[[ RECORDS SUPPLIED, beginning ]]

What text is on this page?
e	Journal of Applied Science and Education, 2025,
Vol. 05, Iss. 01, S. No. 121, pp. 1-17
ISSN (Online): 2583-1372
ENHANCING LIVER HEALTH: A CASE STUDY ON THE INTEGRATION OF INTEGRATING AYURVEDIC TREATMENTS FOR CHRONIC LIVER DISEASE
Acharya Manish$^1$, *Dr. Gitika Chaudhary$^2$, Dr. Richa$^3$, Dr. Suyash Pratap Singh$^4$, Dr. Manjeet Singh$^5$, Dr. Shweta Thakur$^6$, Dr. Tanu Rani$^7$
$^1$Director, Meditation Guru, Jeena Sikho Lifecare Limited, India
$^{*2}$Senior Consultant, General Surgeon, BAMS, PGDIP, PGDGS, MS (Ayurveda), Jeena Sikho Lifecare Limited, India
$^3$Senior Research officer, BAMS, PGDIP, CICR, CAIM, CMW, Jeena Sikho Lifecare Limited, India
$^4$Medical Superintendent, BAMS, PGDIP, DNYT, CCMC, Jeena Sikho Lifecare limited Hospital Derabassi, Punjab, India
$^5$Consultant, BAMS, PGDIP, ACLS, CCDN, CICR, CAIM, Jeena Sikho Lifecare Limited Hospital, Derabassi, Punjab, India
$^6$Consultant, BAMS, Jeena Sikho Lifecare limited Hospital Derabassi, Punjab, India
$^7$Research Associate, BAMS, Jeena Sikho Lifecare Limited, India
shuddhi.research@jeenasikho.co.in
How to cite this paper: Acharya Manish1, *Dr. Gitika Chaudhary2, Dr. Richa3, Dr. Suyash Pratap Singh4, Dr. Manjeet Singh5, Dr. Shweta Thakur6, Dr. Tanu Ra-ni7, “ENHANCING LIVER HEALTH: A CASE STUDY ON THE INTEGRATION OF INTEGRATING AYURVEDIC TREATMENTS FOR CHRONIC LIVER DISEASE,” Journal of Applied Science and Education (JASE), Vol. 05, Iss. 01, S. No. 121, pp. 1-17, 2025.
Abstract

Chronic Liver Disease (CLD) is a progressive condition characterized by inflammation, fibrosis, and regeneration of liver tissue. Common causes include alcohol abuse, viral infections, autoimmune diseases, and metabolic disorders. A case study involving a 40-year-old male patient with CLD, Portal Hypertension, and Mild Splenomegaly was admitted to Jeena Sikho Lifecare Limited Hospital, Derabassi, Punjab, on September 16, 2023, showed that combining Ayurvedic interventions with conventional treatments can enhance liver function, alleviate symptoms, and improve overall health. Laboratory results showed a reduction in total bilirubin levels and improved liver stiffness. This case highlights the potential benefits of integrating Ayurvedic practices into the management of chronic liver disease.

[[ RECORDS SUPPLIED, end ]]

▶ [WORK ORDER]
Go through the material line by line, tally each line containing "Senior", and give the total only.

▶ [RESPONSE FOR THIS EXERCISE]
2